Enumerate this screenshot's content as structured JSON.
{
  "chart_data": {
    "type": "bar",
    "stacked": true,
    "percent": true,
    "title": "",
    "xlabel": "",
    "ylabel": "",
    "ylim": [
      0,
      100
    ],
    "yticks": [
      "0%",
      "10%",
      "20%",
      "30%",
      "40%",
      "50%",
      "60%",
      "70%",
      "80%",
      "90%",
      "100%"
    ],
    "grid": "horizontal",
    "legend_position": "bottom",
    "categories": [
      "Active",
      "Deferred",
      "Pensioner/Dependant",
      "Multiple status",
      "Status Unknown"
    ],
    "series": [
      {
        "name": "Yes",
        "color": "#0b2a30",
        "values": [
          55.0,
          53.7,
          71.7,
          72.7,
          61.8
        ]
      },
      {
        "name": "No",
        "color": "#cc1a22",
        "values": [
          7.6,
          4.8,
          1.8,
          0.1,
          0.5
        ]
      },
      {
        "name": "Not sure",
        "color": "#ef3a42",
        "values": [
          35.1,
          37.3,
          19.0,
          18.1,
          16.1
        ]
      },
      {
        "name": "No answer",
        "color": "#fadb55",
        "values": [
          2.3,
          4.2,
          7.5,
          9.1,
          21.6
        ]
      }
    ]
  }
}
• • • • •
Given exercise
Word for word, quote all of the data above.

Response
Enumerate this screenshot's content as structured JSON.
{
  "chart_data": {
    "type": "bar",
    "stacked": true,
    "percent": true,
    "title": "",
    "xlabel": "",
    "ylabel": "",
    "ylim": [
      0,
      100
    ],
    "yticks": [
      "0%",
      "10%",
      "20%",
      "30%",
      "40%",
      "50%",
      "60%",
      "70%",
      "80%",
      "90%",
      "100%"
    ],
    "grid": "horizontal",
    "legend_position": "bottom",
    "categories": [
      "Active",
      "Deferred",
      "Pensioner/Dependant",
      "Multiple status",
      "Status Unknown"
    ],
    "series": [
      {
        "name": "Yes",
        "color": "#0b2a30",
        "values": [
          55.0,
          53.7,
          71.7,
          72.7,
          61.8
        ]
      },
      {
        "name": "No",
        "color": "#cc1a22",
        "values": [
          7.6,
          4.8,
          1.8,
          0.1,
          0.5
        ]
      },
      {
        "name": "Not sure",
        "color": "#ef3a42",
        "values": [
          35.1,
          37.3,
          19.0,
          18.1,
          16.1
        ]
      },
      {
        "name": "No answer",
        "color": "#fadb55",
        "values": [
          2.3,
          4.2,
          7.5,
          9.1,
          21.6
        ]
      }
    ]
  }
}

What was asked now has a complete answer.